== DATASET ENTRIES ==

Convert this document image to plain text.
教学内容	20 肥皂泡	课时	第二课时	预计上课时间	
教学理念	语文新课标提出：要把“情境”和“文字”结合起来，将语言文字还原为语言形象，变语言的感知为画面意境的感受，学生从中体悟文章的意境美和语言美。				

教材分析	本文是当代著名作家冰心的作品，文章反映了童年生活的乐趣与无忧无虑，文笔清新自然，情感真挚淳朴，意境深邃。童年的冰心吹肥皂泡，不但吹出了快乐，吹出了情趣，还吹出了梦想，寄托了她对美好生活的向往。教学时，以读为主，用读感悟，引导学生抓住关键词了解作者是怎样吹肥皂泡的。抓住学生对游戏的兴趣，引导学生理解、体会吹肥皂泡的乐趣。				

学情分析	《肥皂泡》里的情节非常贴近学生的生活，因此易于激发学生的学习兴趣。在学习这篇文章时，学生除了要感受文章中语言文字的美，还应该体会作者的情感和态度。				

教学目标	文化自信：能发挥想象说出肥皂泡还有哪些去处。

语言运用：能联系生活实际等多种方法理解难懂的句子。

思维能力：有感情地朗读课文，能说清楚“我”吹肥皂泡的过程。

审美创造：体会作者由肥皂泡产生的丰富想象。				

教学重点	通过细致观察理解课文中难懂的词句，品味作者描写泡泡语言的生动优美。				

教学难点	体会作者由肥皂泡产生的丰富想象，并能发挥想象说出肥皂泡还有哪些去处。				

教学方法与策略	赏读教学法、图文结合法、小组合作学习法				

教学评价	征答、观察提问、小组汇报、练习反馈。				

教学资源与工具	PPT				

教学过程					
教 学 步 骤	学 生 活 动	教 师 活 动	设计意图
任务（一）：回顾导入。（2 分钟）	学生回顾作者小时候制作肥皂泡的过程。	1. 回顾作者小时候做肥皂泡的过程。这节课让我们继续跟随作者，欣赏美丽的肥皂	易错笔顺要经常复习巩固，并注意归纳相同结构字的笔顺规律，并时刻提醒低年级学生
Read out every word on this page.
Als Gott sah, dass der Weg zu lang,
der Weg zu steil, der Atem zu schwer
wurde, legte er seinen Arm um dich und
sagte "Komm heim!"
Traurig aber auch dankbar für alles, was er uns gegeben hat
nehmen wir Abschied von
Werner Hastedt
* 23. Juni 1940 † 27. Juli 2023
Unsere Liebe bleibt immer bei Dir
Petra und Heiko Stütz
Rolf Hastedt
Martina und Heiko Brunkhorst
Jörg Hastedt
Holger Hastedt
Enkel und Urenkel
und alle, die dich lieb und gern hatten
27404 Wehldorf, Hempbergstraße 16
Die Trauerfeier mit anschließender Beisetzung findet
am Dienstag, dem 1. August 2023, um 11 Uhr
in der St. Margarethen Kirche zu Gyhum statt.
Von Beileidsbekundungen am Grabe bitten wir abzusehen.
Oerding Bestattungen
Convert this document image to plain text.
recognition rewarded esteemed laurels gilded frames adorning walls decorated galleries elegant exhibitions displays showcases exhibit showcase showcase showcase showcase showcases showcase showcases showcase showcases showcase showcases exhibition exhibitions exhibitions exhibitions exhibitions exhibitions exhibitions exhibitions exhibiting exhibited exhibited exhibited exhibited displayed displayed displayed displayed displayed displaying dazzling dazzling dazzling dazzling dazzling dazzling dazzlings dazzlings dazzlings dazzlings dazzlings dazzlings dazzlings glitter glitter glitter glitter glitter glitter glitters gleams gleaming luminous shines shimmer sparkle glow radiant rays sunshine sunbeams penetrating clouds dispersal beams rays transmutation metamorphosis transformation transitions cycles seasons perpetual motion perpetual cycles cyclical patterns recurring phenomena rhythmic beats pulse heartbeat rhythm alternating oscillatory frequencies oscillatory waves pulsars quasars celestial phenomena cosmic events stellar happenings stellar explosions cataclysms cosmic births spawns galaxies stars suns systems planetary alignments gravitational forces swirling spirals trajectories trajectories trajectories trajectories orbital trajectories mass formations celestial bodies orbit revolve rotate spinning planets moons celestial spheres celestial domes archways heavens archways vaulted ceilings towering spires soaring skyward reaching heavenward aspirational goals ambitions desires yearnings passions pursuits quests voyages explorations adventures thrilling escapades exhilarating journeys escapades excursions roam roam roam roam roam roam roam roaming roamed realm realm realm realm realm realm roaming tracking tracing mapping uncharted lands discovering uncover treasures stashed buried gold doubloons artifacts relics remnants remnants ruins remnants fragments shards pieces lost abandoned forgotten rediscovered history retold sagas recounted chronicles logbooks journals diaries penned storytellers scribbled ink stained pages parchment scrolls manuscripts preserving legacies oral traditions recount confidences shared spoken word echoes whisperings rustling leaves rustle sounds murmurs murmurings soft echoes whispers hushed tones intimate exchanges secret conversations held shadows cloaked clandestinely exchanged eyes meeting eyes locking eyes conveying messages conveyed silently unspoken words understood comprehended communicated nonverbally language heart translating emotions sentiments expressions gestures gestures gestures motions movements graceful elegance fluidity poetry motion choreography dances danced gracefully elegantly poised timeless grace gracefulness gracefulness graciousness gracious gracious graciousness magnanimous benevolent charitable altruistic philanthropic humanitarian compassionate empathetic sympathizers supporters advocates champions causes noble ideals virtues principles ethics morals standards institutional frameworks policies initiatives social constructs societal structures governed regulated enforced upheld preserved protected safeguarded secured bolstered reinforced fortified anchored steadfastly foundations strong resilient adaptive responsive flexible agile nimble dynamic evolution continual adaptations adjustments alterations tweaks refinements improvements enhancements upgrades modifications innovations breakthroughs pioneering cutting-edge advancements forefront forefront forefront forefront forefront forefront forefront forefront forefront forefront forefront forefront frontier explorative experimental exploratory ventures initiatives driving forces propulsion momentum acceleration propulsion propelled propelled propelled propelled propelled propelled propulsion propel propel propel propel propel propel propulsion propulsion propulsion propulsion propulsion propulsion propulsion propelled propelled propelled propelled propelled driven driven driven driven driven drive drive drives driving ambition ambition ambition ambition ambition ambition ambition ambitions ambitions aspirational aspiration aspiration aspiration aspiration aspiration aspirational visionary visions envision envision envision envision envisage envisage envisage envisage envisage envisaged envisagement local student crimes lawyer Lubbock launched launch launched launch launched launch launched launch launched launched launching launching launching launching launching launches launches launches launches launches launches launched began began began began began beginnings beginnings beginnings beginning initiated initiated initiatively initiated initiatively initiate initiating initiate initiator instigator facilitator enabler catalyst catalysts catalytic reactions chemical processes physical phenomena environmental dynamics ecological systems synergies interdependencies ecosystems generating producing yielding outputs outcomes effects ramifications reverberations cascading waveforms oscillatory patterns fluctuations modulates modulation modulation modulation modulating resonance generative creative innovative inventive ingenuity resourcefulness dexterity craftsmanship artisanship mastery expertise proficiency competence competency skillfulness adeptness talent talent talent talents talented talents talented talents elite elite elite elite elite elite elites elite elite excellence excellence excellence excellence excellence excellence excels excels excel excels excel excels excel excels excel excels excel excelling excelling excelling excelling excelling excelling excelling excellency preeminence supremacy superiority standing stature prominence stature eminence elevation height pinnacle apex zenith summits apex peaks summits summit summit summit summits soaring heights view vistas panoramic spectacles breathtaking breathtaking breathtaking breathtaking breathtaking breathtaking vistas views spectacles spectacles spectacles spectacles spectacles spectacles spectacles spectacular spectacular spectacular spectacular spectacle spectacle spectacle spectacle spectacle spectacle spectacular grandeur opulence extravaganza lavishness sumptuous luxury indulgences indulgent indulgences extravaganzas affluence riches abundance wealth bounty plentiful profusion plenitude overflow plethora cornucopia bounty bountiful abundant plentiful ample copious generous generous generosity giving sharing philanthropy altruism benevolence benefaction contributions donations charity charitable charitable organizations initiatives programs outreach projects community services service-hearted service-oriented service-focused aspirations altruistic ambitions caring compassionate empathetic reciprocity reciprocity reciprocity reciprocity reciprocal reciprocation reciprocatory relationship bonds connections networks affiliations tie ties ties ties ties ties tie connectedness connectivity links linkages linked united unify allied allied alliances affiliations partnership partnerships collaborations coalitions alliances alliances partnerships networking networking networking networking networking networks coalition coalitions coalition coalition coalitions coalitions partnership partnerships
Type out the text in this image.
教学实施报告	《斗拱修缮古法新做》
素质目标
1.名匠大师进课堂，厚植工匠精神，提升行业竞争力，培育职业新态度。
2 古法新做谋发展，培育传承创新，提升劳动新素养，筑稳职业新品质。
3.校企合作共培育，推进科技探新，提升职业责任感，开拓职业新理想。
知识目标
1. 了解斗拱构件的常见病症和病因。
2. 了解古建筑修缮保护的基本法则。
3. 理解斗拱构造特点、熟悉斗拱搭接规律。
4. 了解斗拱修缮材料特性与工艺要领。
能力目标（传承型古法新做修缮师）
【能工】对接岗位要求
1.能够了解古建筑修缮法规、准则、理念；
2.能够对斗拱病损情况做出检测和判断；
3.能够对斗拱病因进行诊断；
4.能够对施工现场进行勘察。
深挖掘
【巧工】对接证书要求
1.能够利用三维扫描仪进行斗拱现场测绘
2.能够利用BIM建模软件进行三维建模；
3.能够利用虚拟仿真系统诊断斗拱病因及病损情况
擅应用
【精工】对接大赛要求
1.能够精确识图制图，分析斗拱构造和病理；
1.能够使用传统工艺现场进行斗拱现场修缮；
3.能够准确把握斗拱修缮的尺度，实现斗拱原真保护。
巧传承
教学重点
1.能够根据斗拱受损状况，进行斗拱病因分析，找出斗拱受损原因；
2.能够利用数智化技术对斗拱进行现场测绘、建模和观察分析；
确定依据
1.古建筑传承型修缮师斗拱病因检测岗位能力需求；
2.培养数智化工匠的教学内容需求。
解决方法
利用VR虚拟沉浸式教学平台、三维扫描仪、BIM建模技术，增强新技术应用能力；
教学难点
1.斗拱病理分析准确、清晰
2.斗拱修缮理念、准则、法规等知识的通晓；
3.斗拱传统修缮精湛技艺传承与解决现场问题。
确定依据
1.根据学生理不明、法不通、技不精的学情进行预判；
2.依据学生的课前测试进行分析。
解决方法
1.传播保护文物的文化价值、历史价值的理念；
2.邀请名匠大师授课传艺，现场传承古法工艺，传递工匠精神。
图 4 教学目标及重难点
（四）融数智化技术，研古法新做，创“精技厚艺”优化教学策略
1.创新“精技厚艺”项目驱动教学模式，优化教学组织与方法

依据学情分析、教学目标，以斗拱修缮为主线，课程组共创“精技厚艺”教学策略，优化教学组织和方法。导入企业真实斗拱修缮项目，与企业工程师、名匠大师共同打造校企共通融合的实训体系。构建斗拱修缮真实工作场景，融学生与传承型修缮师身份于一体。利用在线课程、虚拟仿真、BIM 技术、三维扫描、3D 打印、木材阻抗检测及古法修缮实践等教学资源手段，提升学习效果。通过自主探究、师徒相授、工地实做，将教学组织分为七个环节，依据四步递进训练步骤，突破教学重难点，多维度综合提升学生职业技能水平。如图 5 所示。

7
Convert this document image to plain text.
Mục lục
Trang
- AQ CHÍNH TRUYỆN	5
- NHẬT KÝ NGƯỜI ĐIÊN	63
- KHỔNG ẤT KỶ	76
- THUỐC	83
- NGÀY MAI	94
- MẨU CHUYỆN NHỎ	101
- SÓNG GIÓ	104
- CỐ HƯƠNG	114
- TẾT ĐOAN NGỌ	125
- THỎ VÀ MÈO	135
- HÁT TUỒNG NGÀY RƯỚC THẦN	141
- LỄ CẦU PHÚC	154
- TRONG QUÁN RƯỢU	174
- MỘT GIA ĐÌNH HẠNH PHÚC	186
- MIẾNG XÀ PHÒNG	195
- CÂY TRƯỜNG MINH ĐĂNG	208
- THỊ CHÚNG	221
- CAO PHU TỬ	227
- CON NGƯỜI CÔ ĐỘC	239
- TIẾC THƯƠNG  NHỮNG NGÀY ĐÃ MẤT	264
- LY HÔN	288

===

WHAT YOU NEED TO DO.
Gather from the entries above all lines that include the string "教学重点".

COMPLETE ANSWER.
教学重点	通过细致观察理解课文中难懂的词句，品味作者描写泡泡语言的生动优美。				
教学重点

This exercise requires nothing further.